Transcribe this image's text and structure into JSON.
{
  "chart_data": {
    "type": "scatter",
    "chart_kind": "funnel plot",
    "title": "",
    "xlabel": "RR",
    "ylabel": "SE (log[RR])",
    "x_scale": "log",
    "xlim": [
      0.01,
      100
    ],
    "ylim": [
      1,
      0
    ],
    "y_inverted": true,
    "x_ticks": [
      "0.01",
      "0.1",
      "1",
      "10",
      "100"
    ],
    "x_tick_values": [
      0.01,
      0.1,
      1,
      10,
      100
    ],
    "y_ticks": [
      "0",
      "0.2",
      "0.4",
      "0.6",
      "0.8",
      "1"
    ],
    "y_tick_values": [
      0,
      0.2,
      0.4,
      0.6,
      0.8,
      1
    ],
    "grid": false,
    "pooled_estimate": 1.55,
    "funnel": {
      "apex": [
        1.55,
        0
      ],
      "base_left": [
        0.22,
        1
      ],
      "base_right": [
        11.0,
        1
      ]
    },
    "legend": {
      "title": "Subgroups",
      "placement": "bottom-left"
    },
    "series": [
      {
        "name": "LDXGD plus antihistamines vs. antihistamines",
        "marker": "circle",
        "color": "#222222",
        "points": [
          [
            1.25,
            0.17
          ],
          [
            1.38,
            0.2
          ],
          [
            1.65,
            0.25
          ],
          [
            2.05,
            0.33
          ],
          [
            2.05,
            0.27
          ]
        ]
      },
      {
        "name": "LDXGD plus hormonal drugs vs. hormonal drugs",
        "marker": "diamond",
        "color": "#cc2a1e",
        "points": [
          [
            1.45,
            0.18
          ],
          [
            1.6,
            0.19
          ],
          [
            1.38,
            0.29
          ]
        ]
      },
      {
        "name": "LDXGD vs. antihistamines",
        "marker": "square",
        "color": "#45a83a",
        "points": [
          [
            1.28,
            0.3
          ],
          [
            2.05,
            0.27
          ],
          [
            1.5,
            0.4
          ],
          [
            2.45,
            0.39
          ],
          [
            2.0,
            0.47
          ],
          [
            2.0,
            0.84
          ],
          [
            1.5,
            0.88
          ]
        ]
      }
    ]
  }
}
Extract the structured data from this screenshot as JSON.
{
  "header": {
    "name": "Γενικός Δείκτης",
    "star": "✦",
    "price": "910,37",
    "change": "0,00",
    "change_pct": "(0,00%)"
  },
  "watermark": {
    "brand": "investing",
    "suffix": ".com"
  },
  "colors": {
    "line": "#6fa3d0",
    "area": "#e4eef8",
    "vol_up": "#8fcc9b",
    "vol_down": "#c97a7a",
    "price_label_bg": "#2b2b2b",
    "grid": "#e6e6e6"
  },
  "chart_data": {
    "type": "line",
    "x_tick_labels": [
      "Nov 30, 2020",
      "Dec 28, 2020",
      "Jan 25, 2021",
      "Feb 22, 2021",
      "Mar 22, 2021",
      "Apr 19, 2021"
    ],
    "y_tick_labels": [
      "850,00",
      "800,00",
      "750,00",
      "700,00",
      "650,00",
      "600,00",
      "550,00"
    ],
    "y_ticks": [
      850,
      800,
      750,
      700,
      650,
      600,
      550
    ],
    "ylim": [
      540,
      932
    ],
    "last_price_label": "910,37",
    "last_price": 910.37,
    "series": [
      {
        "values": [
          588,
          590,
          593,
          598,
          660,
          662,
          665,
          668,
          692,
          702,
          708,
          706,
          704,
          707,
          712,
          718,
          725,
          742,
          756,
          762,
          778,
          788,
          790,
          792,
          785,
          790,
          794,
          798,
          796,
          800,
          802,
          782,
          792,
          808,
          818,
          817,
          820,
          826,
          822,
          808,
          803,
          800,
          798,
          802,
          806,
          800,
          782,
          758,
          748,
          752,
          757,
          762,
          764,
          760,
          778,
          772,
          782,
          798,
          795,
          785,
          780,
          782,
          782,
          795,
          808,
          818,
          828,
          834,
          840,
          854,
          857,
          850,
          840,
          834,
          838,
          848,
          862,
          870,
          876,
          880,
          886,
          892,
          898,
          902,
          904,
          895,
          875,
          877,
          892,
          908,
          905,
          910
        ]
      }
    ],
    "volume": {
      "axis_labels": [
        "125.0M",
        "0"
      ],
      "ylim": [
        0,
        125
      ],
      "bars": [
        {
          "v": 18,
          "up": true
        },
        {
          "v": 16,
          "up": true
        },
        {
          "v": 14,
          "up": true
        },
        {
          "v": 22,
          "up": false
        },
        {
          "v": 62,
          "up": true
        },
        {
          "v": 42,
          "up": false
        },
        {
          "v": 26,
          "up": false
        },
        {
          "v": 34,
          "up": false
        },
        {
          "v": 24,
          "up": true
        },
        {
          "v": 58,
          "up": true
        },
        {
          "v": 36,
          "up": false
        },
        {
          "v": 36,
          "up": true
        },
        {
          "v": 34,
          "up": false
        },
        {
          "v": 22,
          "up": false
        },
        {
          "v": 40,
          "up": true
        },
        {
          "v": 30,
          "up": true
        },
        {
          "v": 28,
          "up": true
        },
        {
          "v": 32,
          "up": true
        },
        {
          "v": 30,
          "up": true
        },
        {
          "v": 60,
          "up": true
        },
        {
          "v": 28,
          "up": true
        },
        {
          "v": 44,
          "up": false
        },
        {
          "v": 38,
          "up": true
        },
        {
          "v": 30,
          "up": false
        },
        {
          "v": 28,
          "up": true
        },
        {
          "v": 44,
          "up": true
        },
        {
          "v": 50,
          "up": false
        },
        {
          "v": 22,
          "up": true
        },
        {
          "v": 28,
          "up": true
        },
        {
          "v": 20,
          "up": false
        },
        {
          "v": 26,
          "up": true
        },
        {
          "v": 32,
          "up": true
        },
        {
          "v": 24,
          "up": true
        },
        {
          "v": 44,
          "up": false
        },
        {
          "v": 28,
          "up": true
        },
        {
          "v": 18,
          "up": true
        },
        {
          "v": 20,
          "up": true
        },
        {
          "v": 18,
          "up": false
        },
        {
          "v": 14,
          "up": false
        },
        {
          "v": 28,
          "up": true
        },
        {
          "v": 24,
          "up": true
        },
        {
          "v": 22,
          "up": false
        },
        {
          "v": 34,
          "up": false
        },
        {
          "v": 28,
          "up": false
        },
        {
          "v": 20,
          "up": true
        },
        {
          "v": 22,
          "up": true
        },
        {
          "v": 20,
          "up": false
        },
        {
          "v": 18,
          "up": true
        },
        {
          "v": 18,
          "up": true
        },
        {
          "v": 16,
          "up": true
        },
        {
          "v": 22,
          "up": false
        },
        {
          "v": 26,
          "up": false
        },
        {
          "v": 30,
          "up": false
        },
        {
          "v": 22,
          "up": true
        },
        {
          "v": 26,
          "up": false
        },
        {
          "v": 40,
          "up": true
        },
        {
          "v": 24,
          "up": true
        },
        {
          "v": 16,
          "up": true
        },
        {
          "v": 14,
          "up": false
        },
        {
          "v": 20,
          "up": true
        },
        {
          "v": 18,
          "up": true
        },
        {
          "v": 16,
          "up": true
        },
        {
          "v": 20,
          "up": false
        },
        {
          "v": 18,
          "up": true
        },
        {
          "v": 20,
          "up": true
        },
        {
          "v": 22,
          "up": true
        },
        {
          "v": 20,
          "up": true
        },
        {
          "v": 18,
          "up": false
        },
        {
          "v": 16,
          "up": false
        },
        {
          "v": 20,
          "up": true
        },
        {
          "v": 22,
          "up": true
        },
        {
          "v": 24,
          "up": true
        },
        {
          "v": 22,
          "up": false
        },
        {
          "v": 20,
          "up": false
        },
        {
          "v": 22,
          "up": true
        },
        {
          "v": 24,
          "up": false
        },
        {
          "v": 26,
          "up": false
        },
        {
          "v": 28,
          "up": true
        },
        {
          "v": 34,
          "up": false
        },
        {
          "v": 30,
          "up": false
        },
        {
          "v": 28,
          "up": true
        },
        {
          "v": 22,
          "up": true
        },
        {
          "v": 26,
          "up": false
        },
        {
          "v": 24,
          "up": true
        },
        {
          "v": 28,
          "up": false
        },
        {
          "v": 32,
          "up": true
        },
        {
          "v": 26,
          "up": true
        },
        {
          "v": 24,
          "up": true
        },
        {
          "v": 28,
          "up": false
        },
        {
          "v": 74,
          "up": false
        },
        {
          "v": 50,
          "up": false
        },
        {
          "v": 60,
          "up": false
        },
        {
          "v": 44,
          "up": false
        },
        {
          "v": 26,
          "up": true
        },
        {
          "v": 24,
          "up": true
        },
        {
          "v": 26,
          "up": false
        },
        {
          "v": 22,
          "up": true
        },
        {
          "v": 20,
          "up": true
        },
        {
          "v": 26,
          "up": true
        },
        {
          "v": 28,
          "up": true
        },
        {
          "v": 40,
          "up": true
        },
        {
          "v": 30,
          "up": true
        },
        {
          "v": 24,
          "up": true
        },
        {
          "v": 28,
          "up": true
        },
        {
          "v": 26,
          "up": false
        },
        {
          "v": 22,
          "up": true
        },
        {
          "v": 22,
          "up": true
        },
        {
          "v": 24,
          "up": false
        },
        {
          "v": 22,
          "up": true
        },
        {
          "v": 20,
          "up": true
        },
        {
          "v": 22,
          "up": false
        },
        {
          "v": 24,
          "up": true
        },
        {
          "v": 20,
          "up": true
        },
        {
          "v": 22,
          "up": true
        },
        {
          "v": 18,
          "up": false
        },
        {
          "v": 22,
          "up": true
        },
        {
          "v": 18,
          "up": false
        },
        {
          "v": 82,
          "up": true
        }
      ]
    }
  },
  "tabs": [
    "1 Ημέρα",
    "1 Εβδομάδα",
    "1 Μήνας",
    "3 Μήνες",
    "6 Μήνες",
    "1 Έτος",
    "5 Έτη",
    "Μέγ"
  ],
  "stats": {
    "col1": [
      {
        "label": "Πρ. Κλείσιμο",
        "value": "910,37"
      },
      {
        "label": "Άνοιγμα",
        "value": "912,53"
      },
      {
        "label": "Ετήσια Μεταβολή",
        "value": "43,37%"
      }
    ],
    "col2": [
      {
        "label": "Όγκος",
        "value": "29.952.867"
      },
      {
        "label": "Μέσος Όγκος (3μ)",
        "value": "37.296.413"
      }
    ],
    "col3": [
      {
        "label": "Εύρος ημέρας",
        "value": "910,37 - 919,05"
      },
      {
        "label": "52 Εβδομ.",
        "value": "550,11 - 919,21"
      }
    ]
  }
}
□ □ □ □ □
» **TASK GOAL**: Only a number is wanted here: how many lines in the data above include the string "this"?

» **COMPLETE OUTPUT**: 2